* [RECORDS FOR PROCESSING]:
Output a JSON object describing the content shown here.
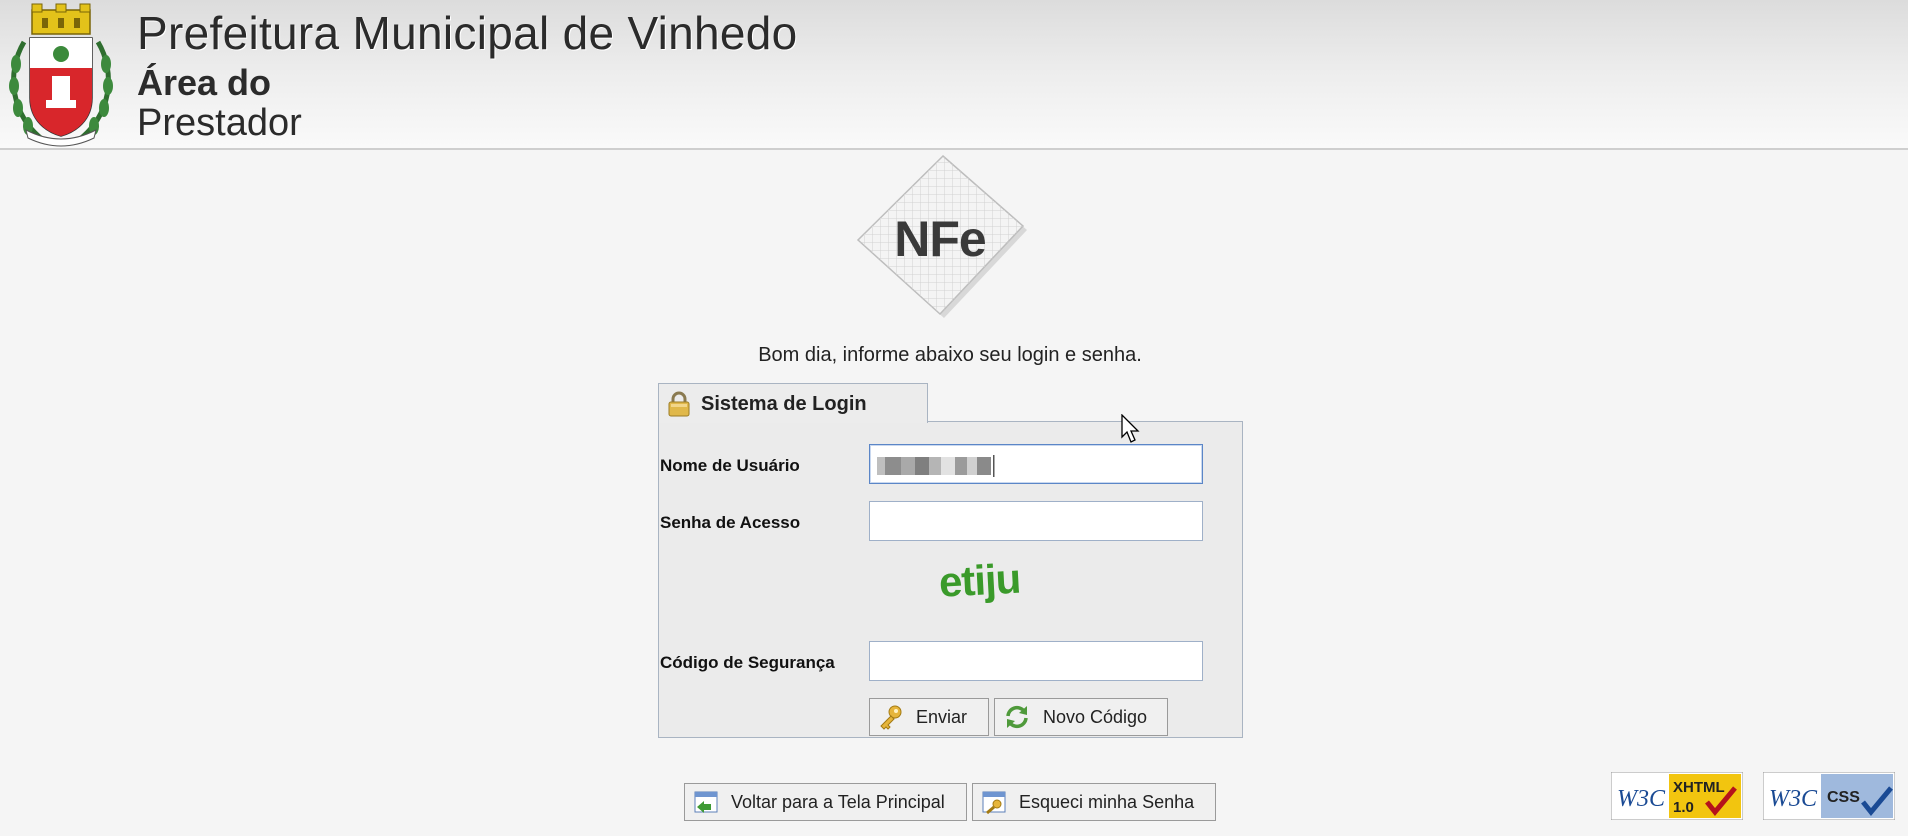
{
  "header": {
    "title": "Prefeitura Municipal de Vinhedo",
    "area_line1": "Área do",
    "area_line2": "Prestador"
  },
  "logo_text": "NFe",
  "greeting": "Bom dia, informe abaixo seu login e senha.",
  "login": {
    "tab_title": "Sistema de Login",
    "username_label": "Nome de Usuário",
    "username_value": "",
    "password_label": "Senha de Acesso",
    "password_value": "",
    "captcha_text": "etiju",
    "security_label": "Código de Segurança",
    "security_value": "",
    "submit_label": "Enviar",
    "new_code_label": "Novo Código"
  },
  "footer": {
    "back_label": "Voltar para a Tela Principal",
    "forgot_label": "Esqueci minha Senha",
    "badge_xhtml_line1": "XHTML",
    "badge_xhtml_line2": "1.0",
    "badge_css": "CSS",
    "badge_w3c": "W3C"
  },
  "colors": {
    "captcha_green": "#3a9a2a",
    "panel_border": "#a9b4c2",
    "focus_border": "#5b86c7",
    "badge_yellow": "#f2c50f",
    "badge_blue": "#9fb9dd"
  }
}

* [THE EXERCISE]:
Write every record out again exactly; no pictures belong in the copy.

* [RESULT]:
Output a JSON object describing the content shown here.
{
  "header": {
    "title": "Prefeitura Municipal de Vinhedo",
    "area_line1": "Área do",
    "area_line2": "Prestador"
  },
  "logo_text": "NFe",
  "greeting": "Bom dia, informe abaixo seu login e senha.",
  "login": {
    "tab_title": "Sistema de Login",
    "username_label": "Nome de Usuário",
    "username_value": "",
    "password_label": "Senha de Acesso",
    "password_value": "",
    "captcha_text": "etiju",
    "security_label": "Código de Segurança",
    "security_value": "",
    "submit_label": "Enviar",
    "new_code_label": "Novo Código"
  },
  "footer": {
    "back_label": "Voltar para a Tela Principal",
    "forgot_label": "Esqueci minha Senha",
    "badge_xhtml_line1": "XHTML",
    "badge_xhtml_line2": "1.0",
    "badge_css": "CSS",
    "badge_w3c": "W3C"
  },
  "colors": {
    "captcha_green": "#3a9a2a",
    "panel_border": "#a9b4c2",
    "focus_border": "#5b86c7",
    "badge_yellow": "#f2c50f",
    "badge_blue": "#9fb9dd"
  }
}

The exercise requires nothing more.